Write out the whole of the material exactly.

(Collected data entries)
▼▼▼
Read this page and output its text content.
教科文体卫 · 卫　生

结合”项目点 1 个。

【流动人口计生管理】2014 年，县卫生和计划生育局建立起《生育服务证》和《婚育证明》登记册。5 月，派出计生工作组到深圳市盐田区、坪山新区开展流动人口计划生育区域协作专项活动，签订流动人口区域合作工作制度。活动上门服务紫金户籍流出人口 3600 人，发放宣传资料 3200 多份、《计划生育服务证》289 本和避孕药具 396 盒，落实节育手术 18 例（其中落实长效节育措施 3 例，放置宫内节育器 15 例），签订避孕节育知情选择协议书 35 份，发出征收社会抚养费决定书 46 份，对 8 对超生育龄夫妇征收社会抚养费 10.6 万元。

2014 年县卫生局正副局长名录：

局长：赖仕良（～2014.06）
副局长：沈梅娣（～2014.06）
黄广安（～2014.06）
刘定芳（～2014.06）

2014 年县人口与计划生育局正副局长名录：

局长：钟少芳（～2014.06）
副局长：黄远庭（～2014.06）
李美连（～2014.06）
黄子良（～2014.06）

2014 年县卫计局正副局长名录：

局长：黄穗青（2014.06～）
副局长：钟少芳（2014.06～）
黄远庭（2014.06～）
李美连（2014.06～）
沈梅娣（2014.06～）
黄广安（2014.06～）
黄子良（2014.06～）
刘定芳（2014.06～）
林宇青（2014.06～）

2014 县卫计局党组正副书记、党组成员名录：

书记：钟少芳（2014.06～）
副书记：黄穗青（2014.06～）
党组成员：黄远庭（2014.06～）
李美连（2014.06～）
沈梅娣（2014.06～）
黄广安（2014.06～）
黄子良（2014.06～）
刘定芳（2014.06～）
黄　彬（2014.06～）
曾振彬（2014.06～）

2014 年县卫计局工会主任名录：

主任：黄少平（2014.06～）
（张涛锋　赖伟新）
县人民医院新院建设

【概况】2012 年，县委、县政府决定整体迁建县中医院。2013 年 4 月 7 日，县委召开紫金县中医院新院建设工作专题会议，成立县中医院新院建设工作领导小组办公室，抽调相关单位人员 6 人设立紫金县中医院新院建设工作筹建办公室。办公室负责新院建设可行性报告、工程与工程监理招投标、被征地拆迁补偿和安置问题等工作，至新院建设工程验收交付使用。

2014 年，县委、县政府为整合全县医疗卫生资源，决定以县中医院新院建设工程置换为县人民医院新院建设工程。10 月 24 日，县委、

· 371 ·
▲▲▲
◆ Right answer
Read this page and output its text content.
教科文体卫 · 卫　生

结合”项目点 1 个。

【流动人口计生管理】2014 年，县卫生和计划生育局建立起《生育服务证》和《婚育证明》登记册。5 月，派出计生工作组到深圳市盐田区、坪山新区开展流动人口计划生育区域协作专项活动，签订流动人口区域合作工作制度。活动上门服务紫金户籍流出人口 3600 人，发放宣传资料 3200 多份、《计划生育服务证》289 本和避孕药具 396 盒，落实节育手术 18 例（其中落实长效节育措施 3 例，放置宫内节育器 15 例），签订避孕节育知情选择协议书 35 份，发出征收社会抚养费决定书 46 份，对 8 对超生育龄夫妇征收社会抚养费 10.6 万元。

2014 年县卫生局正副局长名录：

局长：赖仕良（～2014.06）
副局长：沈梅娣（～2014.06）
黄广安（～2014.06）
刘定芳（～2014.06）

2014 年县人口与计划生育局正副局长名录：

局长：钟少芳（～2014.06）
副局长：黄远庭（～2014.06）
李美连（～2014.06）
黄子良（～2014.06）

2014 年县卫计局正副局长名录：

局长：黄穗青（2014.06～）
副局长：钟少芳（2014.06～）
黄远庭（2014.06～）
李美连（2014.06～）
沈梅娣（2014.06～）
黄广安（2014.06～）
黄子良（2014.06～）
刘定芳（2014.06～）
林宇青（2014.06～）

2014 县卫计局党组正副书记、党组成员名录：

书记：钟少芳（2014.06～）
副书记：黄穗青（2014.06～）
党组成员：黄远庭（2014.06～）
李美连（2014.06～）
沈梅娣（2014.06～）
黄广安（2014.06～）
黄子良（2014.06～）
刘定芳（2014.06～）
黄　彬（2014.06～）
曾振彬（2014.06～）

2014 年县卫计局工会主任名录：

主任：黄少平（2014.06～）
（张涛锋　赖伟新）
县人民医院新院建设

【概况】2012 年，县委、县政府决定整体迁建县中医院。2013 年 4 月 7 日，县委召开紫金县中医院新院建设工作专题会议，成立县中医院新院建设工作领导小组办公室，抽调相关单位人员 6 人设立紫金县中医院新院建设工作筹建办公室。办公室负责新院建设可行性报告、工程与工程监理招投标、被征地拆迁补偿和安置问题等工作，至新院建设工程验收交付使用。

2014 年，县委、县政府为整合全县医疗卫生资源，决定以县中医院新院建设工程置换为县人民医院新院建设工程。10 月 24 日，县委、

· 371 ·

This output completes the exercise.